#### [YOUR TASK]
Return each line containing "округ".

#### [RAW DATA]
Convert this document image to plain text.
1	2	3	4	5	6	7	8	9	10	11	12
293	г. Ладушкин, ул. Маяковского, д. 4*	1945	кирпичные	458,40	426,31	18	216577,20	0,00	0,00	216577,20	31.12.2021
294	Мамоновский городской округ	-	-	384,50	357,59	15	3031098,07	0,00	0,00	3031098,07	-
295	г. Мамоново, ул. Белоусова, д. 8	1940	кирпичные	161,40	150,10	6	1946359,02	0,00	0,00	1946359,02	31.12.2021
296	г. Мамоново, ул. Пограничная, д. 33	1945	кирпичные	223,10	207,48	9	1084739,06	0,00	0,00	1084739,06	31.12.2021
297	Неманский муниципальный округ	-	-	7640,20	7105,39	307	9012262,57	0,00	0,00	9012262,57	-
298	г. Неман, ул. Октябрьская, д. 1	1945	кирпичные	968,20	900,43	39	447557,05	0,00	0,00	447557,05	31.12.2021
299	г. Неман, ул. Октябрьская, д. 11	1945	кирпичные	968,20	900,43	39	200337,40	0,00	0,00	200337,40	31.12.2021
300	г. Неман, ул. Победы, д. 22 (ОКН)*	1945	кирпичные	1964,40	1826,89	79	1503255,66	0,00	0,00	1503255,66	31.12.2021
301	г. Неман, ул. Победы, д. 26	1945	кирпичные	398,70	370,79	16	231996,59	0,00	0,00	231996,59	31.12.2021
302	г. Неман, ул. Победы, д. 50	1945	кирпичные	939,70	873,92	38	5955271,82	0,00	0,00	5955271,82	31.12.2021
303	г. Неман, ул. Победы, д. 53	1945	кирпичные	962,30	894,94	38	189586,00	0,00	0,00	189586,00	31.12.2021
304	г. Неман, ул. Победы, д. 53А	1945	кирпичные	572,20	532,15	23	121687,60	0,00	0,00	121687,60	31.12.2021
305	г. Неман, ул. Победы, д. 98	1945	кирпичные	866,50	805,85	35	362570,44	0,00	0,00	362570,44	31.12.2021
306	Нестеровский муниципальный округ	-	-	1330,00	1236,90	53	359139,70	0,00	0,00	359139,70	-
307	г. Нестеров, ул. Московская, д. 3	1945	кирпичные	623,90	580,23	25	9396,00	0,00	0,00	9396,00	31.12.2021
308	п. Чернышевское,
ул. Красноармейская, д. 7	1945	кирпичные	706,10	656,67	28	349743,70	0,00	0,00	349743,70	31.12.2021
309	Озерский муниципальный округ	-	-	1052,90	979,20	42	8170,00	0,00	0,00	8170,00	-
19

#### [SOLUTION FOR THIS TASK]
294	Мамоновский городской округ	-	-	384,50	357,59	15	3031098,07	0,00	0,00	3031098,07	-
297	Неманский муниципальный округ	-	-	7640,20	7105,39	307	9012262,57	0,00	0,00	9012262,57	-
306	Нестеровский муниципальный округ	-	-	1330,00	1236,90	53	359139,70	0,00	0,00	359139,70	-
309	Озерский муниципальный округ	-	-	1052,90	979,20	42	8170,00	0,00	0,00	8170,00	-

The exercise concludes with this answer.